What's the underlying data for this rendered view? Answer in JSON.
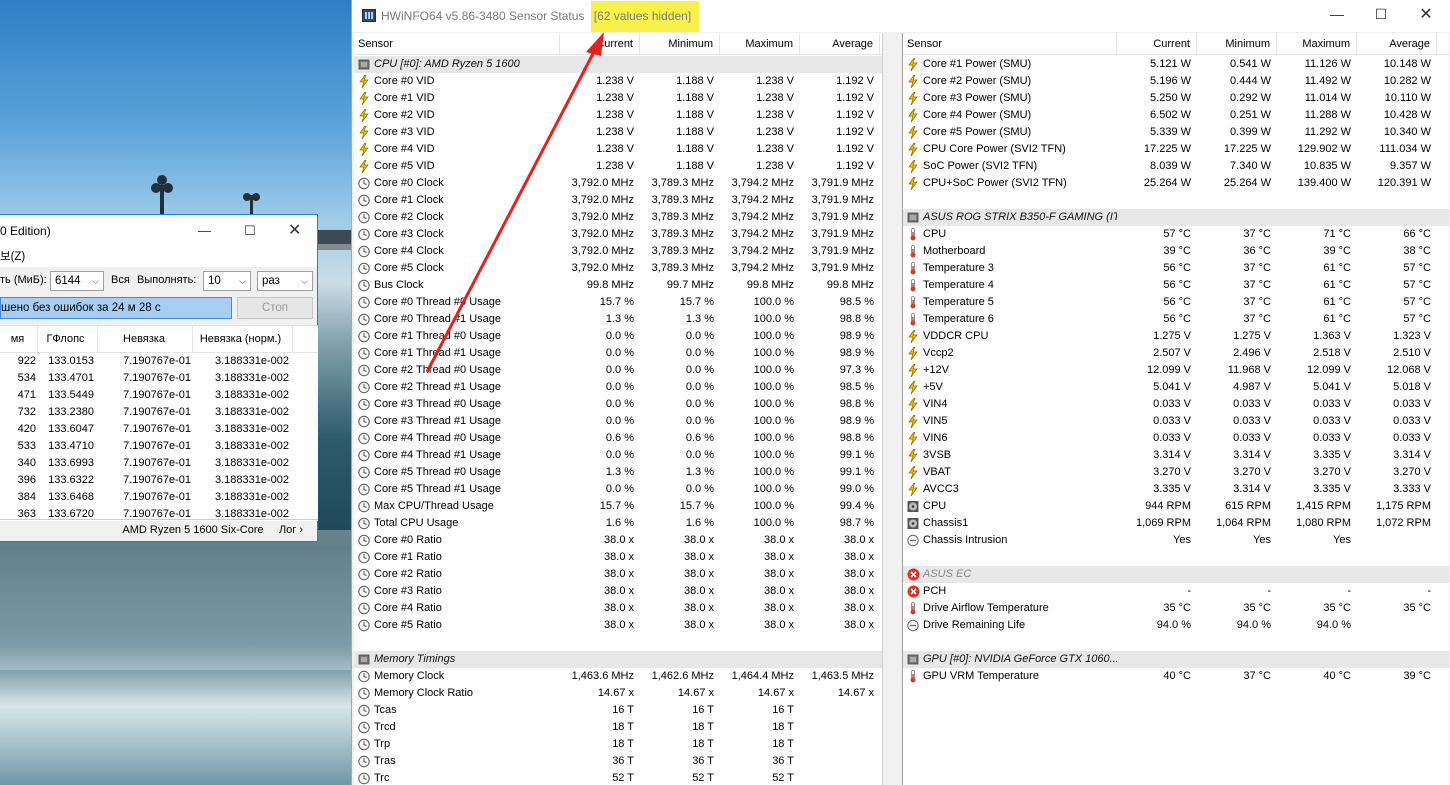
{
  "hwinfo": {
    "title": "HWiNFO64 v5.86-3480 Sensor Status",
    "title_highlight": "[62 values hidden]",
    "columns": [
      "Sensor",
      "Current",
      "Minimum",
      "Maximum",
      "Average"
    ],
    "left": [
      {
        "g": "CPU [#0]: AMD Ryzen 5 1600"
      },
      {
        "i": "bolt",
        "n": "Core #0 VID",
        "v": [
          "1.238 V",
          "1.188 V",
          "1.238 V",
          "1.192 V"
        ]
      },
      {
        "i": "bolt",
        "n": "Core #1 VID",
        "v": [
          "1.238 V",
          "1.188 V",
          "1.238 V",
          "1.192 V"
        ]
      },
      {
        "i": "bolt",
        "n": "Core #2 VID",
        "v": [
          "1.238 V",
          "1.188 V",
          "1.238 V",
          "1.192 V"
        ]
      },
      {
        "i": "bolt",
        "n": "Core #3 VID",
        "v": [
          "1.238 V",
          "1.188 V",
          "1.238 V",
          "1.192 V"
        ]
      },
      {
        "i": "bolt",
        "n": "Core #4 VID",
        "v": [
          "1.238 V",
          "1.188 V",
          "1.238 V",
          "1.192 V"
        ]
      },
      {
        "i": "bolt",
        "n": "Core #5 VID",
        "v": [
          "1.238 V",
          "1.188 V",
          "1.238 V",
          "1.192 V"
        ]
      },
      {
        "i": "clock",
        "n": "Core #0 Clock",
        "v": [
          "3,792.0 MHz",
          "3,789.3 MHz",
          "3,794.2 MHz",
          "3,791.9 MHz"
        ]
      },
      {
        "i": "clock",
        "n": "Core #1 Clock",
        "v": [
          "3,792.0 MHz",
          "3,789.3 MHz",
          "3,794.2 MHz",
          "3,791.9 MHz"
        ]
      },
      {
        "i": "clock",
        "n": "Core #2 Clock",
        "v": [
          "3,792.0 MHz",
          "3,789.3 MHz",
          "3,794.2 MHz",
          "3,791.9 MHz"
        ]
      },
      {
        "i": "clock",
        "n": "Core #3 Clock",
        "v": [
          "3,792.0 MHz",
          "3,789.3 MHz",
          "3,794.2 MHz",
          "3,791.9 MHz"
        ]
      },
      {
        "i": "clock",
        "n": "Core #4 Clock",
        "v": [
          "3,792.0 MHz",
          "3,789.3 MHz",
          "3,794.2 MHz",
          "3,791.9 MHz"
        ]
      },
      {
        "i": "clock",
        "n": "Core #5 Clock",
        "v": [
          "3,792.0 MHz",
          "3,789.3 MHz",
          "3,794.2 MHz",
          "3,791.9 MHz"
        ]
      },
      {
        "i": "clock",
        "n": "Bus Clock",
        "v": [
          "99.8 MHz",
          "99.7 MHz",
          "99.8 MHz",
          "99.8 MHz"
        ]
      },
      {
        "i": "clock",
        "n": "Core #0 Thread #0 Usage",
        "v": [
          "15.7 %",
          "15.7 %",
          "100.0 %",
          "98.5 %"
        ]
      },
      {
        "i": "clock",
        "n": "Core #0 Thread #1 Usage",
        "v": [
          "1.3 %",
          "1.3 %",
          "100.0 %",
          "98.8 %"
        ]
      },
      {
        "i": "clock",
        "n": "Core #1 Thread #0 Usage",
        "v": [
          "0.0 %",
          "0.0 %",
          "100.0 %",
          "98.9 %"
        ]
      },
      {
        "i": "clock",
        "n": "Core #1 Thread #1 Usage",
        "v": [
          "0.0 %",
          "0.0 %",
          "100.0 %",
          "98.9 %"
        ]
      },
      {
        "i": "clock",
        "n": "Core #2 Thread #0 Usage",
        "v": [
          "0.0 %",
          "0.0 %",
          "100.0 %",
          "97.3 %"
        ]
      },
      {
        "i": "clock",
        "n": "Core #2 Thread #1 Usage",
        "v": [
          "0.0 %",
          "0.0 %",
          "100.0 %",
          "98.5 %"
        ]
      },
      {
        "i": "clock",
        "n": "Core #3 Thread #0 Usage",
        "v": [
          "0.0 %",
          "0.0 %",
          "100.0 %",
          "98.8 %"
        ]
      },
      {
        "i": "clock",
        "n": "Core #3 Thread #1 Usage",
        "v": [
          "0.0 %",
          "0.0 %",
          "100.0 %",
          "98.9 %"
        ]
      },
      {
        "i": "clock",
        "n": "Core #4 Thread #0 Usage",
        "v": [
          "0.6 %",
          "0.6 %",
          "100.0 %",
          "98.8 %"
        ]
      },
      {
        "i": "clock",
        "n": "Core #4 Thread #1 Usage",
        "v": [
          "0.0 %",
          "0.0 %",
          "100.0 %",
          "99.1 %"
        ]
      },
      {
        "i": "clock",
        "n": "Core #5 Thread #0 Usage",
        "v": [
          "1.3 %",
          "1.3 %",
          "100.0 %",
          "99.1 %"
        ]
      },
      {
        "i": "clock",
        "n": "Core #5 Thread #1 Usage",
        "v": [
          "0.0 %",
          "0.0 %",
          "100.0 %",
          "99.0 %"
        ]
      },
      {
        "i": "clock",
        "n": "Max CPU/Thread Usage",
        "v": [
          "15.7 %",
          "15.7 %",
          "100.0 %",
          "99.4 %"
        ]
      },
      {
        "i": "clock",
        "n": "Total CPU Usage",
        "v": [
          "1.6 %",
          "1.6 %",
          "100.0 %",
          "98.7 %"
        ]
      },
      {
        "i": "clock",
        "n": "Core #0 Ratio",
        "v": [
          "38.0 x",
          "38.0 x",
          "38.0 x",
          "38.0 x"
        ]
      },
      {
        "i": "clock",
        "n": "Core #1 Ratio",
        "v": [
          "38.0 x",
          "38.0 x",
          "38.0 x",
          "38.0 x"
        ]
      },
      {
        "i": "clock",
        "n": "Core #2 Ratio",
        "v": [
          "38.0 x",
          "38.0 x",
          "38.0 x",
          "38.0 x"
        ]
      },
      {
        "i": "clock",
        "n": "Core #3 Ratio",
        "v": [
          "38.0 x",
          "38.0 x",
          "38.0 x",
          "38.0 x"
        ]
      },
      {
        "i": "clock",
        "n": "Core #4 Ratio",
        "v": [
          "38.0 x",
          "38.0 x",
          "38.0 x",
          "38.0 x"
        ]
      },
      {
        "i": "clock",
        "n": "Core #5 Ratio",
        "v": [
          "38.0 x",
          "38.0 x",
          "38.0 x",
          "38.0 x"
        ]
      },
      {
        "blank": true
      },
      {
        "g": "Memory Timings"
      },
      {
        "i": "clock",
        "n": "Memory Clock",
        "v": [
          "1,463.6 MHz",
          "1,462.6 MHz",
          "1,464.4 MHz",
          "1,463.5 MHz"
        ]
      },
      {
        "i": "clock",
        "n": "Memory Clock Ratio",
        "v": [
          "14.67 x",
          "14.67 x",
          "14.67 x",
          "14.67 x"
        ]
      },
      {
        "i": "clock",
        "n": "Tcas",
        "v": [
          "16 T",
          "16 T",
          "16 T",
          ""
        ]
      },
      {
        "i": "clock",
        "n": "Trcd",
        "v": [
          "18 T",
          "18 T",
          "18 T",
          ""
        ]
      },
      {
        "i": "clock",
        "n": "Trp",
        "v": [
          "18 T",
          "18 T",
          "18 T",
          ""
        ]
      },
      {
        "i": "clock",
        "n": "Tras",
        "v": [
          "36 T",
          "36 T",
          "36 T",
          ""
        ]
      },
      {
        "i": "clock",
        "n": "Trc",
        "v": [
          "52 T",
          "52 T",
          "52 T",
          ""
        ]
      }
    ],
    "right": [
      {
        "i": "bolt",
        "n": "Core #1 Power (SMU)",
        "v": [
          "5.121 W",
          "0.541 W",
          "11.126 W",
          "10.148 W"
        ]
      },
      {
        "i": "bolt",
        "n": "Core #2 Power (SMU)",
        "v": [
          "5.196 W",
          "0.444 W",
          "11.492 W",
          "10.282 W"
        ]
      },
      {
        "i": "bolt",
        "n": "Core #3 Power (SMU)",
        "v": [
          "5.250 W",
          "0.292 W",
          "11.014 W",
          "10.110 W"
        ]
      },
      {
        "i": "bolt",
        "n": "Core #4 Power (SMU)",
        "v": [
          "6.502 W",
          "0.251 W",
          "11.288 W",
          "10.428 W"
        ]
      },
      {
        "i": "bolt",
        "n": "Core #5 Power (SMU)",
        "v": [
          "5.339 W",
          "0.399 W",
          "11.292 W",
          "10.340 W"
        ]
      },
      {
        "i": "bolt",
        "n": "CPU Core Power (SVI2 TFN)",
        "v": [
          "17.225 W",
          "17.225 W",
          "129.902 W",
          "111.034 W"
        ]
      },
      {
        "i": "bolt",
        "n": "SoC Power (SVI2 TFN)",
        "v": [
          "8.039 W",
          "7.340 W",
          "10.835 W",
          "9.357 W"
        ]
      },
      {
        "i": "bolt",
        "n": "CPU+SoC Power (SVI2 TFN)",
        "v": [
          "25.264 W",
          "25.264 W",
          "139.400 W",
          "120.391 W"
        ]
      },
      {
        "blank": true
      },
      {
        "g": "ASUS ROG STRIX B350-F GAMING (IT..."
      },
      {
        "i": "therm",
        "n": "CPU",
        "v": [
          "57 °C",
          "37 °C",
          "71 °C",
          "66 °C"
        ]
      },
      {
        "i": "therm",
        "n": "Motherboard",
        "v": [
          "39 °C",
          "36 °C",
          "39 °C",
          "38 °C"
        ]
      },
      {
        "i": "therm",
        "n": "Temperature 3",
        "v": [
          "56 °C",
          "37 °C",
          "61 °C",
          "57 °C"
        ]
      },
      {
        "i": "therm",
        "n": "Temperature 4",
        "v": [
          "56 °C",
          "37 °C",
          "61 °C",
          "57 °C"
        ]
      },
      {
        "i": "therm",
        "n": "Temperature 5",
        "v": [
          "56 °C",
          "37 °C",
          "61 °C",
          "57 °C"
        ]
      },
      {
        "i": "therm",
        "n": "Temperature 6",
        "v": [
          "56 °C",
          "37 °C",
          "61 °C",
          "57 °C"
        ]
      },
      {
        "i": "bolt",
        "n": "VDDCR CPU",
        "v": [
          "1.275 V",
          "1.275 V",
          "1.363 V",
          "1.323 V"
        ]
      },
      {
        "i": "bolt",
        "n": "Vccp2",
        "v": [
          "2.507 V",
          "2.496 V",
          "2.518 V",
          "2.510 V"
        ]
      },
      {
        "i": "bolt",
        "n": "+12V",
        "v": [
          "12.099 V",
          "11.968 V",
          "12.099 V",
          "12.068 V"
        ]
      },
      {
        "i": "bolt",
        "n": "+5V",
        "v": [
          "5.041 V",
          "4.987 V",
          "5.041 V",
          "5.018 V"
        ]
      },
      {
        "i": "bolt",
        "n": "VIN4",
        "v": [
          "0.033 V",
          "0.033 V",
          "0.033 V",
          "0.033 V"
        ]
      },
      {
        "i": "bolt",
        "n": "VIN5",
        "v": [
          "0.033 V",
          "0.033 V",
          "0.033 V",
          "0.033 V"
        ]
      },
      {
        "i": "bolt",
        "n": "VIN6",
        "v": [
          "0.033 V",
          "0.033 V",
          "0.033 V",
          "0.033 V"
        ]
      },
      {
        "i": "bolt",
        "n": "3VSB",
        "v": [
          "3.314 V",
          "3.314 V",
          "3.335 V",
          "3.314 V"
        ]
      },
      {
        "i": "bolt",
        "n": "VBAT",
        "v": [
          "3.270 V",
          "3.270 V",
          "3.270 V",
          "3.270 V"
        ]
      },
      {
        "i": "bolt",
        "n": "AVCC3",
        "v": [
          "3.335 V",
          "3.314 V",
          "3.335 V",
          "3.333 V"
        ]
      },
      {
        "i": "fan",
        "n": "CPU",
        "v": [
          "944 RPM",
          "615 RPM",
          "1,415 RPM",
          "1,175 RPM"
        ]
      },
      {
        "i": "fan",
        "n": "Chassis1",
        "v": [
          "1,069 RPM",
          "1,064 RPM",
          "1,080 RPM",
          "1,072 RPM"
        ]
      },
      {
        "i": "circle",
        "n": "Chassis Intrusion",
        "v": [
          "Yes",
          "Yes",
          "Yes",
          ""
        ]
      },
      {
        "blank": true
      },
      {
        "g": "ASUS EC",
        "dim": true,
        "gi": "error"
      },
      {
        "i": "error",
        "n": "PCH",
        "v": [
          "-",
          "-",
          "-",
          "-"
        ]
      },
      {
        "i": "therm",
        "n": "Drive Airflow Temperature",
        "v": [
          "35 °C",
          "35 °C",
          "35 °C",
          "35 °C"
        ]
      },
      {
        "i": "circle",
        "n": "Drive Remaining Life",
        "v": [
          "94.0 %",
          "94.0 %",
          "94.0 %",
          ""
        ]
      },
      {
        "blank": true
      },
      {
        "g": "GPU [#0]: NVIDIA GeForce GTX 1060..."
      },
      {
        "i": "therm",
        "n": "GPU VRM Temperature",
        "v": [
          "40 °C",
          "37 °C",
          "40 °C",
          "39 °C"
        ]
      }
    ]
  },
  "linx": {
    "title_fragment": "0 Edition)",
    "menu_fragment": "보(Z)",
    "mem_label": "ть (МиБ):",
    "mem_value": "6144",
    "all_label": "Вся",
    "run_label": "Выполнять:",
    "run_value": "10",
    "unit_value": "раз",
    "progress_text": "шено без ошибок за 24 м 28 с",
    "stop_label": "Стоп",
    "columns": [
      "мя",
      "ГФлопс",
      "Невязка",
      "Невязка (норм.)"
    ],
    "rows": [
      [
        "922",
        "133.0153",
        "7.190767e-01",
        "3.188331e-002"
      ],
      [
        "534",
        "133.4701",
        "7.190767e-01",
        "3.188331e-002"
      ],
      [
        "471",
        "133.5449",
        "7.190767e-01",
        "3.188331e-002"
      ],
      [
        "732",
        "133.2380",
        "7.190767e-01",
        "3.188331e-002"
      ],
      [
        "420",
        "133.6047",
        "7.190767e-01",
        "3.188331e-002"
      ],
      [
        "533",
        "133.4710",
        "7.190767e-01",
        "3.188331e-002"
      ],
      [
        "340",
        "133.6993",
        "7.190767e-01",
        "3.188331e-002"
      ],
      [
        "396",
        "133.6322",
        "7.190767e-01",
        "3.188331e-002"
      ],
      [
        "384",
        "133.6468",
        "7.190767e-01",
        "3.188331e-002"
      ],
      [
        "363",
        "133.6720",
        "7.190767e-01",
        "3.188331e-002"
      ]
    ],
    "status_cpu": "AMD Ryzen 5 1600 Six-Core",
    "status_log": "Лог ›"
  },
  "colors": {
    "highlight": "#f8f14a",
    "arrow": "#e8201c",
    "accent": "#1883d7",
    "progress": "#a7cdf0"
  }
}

## TASK BRIEF
Identify every line above that includes the word "ASUS", and show those lines.

## ANSWER FOR THE TASK
        "g": "ASUS ROG STRIX B350-F GAMING (IT..."
        "g": "ASUS EC",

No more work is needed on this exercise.